> THE PROBLEM
Work out how many lines in the entries contain the string "this", and give nothing but that number.

======== SUPPLIED ENTRIES ========

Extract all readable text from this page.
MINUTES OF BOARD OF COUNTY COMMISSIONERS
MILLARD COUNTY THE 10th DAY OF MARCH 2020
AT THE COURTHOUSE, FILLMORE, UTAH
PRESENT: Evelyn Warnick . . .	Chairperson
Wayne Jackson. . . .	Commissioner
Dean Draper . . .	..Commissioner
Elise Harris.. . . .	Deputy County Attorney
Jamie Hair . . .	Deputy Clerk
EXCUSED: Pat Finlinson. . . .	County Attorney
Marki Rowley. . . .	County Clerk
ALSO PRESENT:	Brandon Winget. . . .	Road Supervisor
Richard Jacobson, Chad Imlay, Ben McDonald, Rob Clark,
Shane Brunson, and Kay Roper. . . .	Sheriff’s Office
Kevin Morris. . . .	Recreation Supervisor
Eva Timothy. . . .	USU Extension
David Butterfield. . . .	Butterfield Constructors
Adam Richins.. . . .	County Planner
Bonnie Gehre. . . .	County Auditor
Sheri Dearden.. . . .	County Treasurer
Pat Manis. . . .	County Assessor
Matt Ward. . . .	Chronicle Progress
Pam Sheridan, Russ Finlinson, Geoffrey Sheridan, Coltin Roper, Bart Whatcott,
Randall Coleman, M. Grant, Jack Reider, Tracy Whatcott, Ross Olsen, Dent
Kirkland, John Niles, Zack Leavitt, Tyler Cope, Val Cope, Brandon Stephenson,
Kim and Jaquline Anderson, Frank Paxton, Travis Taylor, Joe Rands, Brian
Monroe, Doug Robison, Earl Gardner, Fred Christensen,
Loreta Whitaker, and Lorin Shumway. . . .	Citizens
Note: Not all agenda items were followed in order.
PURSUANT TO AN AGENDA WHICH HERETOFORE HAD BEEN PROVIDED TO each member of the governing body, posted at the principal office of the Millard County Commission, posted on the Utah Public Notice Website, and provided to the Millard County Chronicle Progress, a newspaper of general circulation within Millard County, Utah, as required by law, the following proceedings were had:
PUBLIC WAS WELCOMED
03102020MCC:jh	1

========
======== SUPPLIED ENTRIES ========

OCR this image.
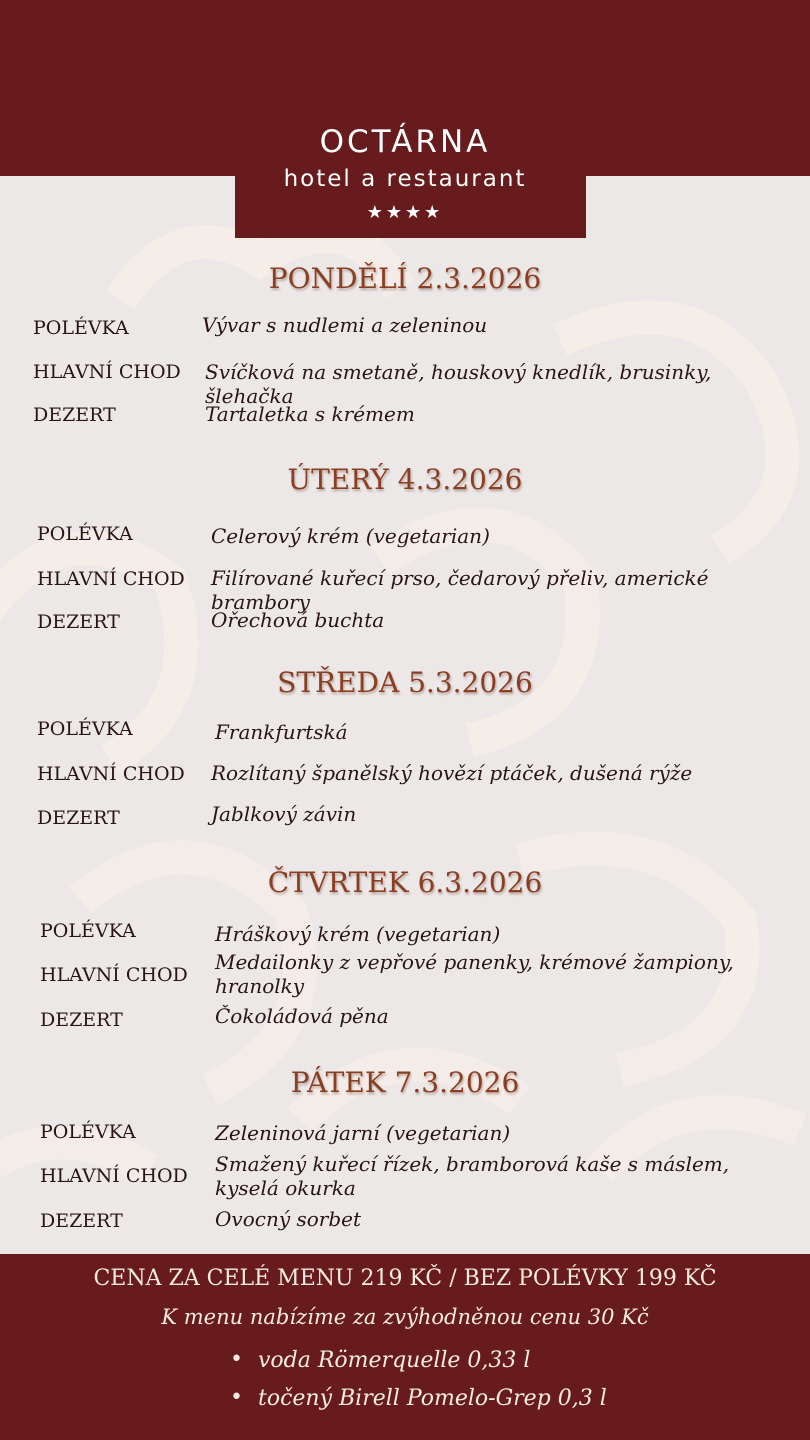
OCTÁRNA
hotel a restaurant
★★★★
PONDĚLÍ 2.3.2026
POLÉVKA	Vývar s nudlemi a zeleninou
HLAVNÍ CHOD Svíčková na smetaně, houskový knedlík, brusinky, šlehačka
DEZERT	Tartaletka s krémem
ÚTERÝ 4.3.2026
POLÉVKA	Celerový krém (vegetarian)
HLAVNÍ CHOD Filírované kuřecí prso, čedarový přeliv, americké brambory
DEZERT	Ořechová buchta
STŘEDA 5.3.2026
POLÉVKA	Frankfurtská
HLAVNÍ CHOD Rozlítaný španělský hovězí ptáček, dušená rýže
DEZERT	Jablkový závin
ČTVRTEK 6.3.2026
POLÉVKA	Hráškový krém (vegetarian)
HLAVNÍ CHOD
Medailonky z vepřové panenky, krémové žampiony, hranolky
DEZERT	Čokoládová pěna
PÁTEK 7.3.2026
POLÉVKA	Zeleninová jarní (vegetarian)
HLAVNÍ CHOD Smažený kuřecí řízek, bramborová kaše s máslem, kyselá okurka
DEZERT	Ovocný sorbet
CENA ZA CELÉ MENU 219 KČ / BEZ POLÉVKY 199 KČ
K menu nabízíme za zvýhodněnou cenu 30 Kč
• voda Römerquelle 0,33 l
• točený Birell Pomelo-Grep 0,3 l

========

> RESULT
2